>> Start Input rows
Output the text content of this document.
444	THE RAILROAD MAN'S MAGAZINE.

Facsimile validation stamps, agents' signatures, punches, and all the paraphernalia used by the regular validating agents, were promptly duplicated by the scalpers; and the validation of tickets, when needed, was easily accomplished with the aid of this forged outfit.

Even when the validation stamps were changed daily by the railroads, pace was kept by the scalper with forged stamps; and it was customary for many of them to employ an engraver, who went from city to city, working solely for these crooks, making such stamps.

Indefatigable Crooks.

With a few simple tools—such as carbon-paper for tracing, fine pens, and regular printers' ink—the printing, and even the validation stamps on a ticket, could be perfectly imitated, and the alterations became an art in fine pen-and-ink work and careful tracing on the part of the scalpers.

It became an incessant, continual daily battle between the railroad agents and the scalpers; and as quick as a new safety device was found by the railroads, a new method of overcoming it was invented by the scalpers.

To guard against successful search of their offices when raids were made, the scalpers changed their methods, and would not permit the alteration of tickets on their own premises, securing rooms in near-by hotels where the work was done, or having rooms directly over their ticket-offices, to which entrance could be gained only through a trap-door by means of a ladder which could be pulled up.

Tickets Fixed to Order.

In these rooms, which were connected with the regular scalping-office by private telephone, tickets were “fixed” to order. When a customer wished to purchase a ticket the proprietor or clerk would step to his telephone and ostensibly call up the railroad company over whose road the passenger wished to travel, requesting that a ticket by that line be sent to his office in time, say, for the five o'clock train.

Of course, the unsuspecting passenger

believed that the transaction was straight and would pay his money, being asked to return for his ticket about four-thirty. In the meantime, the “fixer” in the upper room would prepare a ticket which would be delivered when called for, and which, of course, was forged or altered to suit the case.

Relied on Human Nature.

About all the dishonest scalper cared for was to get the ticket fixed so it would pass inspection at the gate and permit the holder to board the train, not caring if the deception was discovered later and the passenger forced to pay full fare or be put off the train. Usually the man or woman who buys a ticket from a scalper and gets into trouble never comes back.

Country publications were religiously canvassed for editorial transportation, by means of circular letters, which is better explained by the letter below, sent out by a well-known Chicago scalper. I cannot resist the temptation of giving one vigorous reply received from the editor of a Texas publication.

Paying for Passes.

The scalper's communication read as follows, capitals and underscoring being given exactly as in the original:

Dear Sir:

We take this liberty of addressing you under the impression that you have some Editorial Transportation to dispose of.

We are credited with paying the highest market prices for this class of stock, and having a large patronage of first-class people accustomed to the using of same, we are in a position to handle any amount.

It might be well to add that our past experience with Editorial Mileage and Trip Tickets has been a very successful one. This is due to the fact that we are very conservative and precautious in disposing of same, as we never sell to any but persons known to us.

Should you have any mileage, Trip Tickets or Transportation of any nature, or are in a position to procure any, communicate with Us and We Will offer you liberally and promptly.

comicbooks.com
>> End Input rows
>> Start Input rows
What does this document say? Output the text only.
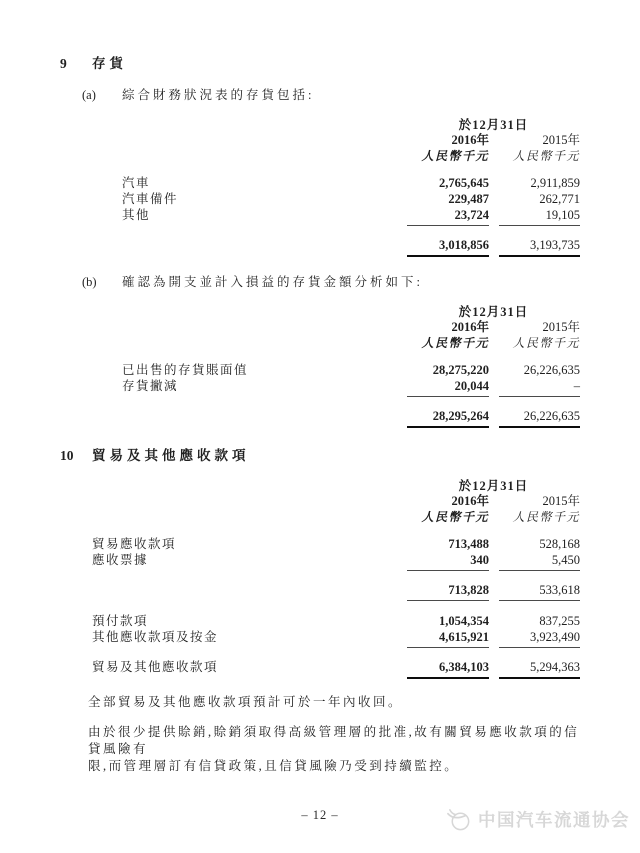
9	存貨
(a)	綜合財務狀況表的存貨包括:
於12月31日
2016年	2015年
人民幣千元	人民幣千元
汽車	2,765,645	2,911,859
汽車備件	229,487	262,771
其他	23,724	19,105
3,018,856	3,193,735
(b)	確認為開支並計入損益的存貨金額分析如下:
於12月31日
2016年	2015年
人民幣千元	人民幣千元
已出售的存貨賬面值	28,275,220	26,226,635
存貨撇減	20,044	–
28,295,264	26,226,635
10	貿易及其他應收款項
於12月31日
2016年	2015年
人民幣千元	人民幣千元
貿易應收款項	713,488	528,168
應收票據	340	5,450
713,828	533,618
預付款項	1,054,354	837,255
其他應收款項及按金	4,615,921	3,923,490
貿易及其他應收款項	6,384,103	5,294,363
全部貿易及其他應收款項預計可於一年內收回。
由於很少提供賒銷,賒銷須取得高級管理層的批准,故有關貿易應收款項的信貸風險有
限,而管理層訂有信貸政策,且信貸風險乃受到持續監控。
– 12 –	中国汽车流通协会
>> End Input rows
>> Start Input rows
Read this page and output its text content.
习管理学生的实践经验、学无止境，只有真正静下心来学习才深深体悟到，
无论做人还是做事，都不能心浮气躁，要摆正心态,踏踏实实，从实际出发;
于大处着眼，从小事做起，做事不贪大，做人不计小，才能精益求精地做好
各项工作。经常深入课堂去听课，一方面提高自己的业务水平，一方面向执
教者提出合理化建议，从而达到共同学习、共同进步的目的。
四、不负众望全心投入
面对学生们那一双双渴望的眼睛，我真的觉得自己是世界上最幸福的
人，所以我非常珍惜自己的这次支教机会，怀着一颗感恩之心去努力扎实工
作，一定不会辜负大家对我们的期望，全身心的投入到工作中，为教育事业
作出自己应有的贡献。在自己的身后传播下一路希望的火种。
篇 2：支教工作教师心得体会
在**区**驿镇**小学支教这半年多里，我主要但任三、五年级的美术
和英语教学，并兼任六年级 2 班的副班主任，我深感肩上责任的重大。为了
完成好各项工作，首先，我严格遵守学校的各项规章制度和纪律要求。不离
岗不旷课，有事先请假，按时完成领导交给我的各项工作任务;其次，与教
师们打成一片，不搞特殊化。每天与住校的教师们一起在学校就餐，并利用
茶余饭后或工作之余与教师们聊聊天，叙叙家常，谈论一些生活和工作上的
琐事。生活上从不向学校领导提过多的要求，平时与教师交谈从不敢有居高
>> End Input rows
▶ _Task prompt_
Show every line that contains the word "known".

▶ _Task result_
Country publications were religiously canvassed for editorial transportation, by means of circular letters, which is better explained by the letter below, sent out by a well-known Chicago scalper. I cannot resist the temptation of giving one vigorous reply received from the editor of a Texas publication.
It might be well to add that our past experience with Editorial Mileage and Trip Tickets has been a very successful one. This is due to the fact that we are very conservative and precautious in disposing of same, as we never sell to any but persons known to us.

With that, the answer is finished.